> [BRIEF]: Your task is to give the listing below back word for word, pictures excluded.

Records from a collection of figures:
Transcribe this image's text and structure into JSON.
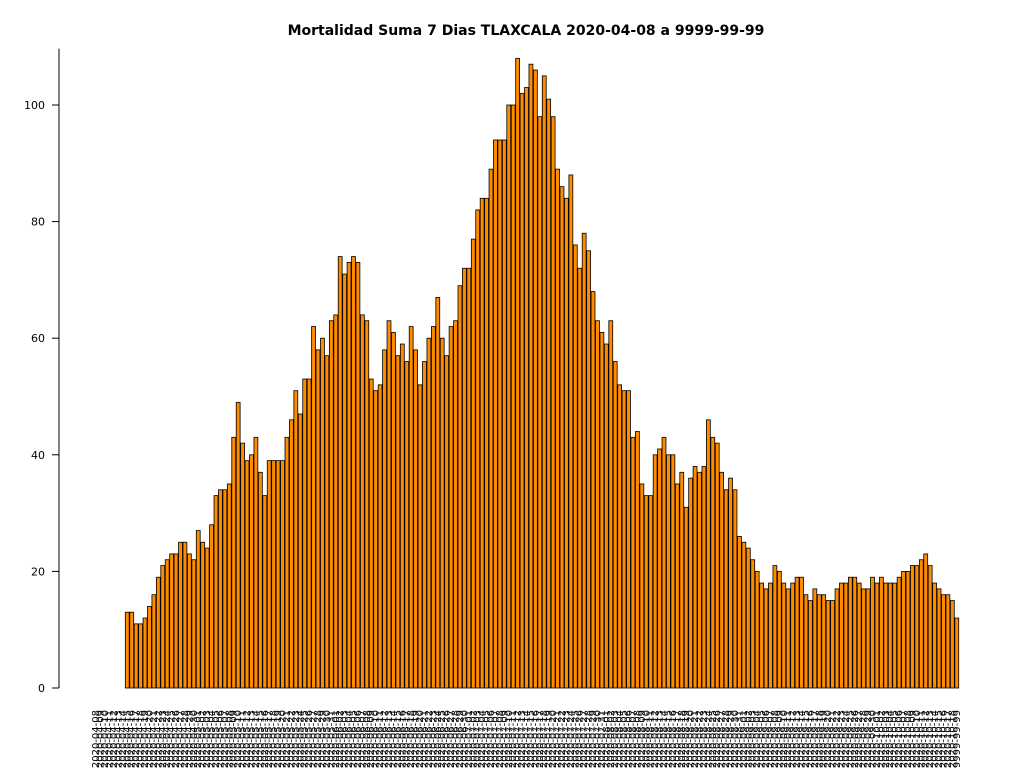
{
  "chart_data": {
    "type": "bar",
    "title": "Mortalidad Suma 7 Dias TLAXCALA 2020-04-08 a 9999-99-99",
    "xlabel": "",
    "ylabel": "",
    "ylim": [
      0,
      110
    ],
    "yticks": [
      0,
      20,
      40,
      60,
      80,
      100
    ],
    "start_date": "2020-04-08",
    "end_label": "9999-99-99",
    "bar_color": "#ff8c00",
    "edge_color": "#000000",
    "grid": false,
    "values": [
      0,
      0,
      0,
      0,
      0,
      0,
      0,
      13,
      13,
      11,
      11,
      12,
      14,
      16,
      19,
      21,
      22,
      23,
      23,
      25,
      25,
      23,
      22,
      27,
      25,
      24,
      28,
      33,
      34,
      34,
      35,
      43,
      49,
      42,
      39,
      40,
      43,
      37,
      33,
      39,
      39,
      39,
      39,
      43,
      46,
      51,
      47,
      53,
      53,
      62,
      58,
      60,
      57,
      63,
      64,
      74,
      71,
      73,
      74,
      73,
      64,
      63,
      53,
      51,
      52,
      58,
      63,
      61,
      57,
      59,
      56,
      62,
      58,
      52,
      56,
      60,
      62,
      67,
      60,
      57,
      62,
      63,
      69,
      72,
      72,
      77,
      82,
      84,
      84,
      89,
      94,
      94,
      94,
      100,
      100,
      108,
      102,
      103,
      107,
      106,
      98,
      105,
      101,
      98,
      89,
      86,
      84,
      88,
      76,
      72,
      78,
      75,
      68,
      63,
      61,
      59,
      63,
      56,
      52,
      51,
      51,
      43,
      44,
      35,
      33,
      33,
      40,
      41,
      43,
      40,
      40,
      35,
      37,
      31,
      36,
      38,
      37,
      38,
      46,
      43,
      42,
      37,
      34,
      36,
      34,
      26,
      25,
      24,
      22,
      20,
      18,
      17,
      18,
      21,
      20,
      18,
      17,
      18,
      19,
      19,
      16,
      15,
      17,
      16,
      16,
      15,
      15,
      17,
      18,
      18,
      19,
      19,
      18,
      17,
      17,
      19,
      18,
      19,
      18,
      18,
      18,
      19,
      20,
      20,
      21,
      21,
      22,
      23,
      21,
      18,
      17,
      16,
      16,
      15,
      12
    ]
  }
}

> [FULL OUTPUT]:
Transcribe this image's text and structure into JSON.
{
  "chart_data": {
    "type": "bar",
    "title": "Mortalidad Suma 7 Dias TLAXCALA 2020-04-08 a 9999-99-99",
    "xlabel": "",
    "ylabel": "",
    "ylim": [
      0,
      110
    ],
    "yticks": [
      0,
      20,
      40,
      60,
      80,
      100
    ],
    "start_date": "2020-04-08",
    "end_label": "9999-99-99",
    "bar_color": "#ff8c00",
    "edge_color": "#000000",
    "grid": false,
    "values": [
      0,
      0,
      0,
      0,
      0,
      0,
      0,
      13,
      13,
      11,
      11,
      12,
      14,
      16,
      19,
      21,
      22,
      23,
      23,
      25,
      25,
      23,
      22,
      27,
      25,
      24,
      28,
      33,
      34,
      34,
      35,
      43,
      49,
      42,
      39,
      40,
      43,
      37,
      33,
      39,
      39,
      39,
      39,
      43,
      46,
      51,
      47,
      53,
      53,
      62,
      58,
      60,
      57,
      63,
      64,
      74,
      71,
      73,
      74,
      73,
      64,
      63,
      53,
      51,
      52,
      58,
      63,
      61,
      57,
      59,
      56,
      62,
      58,
      52,
      56,
      60,
      62,
      67,
      60,
      57,
      62,
      63,
      69,
      72,
      72,
      77,
      82,
      84,
      84,
      89,
      94,
      94,
      94,
      100,
      100,
      108,
      102,
      103,
      107,
      106,
      98,
      105,
      101,
      98,
      89,
      86,
      84,
      88,
      76,
      72,
      78,
      75,
      68,
      63,
      61,
      59,
      63,
      56,
      52,
      51,
      51,
      43,
      44,
      35,
      33,
      33,
      40,
      41,
      43,
      40,
      40,
      35,
      37,
      31,
      36,
      38,
      37,
      38,
      46,
      43,
      42,
      37,
      34,
      36,
      34,
      26,
      25,
      24,
      22,
      20,
      18,
      17,
      18,
      21,
      20,
      18,
      17,
      18,
      19,
      19,
      16,
      15,
      17,
      16,
      16,
      15,
      15,
      17,
      18,
      18,
      19,
      19,
      18,
      17,
      17,
      19,
      18,
      19,
      18,
      18,
      18,
      19,
      20,
      20,
      21,
      21,
      22,
      23,
      21,
      18,
      17,
      16,
      16,
      15,
      12
    ]
  }
}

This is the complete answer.